## Begin Material supplied

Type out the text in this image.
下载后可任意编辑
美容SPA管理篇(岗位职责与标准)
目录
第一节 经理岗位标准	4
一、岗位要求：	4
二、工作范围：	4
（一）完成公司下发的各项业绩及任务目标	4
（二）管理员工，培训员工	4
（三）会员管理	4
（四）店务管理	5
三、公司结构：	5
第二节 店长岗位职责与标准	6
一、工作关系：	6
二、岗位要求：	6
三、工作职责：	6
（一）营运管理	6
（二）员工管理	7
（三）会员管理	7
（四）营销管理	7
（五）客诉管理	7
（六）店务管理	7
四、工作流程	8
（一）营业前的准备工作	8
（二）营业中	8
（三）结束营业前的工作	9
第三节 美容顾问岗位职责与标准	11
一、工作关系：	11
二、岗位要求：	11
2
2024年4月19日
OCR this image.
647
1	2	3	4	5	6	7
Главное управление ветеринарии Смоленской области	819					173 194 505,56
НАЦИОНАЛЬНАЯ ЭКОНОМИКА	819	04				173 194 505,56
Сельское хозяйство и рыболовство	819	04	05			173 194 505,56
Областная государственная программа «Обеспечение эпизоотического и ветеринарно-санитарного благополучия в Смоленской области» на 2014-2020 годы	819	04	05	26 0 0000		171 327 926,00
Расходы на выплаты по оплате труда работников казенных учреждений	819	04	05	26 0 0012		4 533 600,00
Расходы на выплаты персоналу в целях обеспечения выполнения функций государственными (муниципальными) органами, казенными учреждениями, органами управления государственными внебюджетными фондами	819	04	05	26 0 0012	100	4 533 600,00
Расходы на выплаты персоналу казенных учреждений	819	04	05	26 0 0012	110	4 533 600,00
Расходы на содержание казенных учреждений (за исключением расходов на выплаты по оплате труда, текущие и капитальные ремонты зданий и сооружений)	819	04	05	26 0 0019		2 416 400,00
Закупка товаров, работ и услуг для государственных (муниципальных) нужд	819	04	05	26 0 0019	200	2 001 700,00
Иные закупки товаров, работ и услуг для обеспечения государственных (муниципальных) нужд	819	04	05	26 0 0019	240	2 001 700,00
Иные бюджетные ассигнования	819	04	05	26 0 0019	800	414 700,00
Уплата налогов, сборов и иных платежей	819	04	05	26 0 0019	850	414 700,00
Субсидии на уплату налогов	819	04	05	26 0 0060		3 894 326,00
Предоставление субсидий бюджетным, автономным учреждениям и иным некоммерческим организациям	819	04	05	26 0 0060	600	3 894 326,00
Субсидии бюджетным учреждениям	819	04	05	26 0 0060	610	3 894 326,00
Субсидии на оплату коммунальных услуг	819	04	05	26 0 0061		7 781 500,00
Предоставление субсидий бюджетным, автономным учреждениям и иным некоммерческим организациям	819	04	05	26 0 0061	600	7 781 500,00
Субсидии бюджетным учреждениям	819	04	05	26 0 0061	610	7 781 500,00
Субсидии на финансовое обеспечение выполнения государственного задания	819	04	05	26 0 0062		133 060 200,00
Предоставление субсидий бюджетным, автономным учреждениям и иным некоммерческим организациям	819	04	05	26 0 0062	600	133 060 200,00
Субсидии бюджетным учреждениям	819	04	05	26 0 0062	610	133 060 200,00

## End Material supplied

Problem requirements | Of the lines in this listing, report how many contain the string "image", and give the number only.

Response to this exercise | 2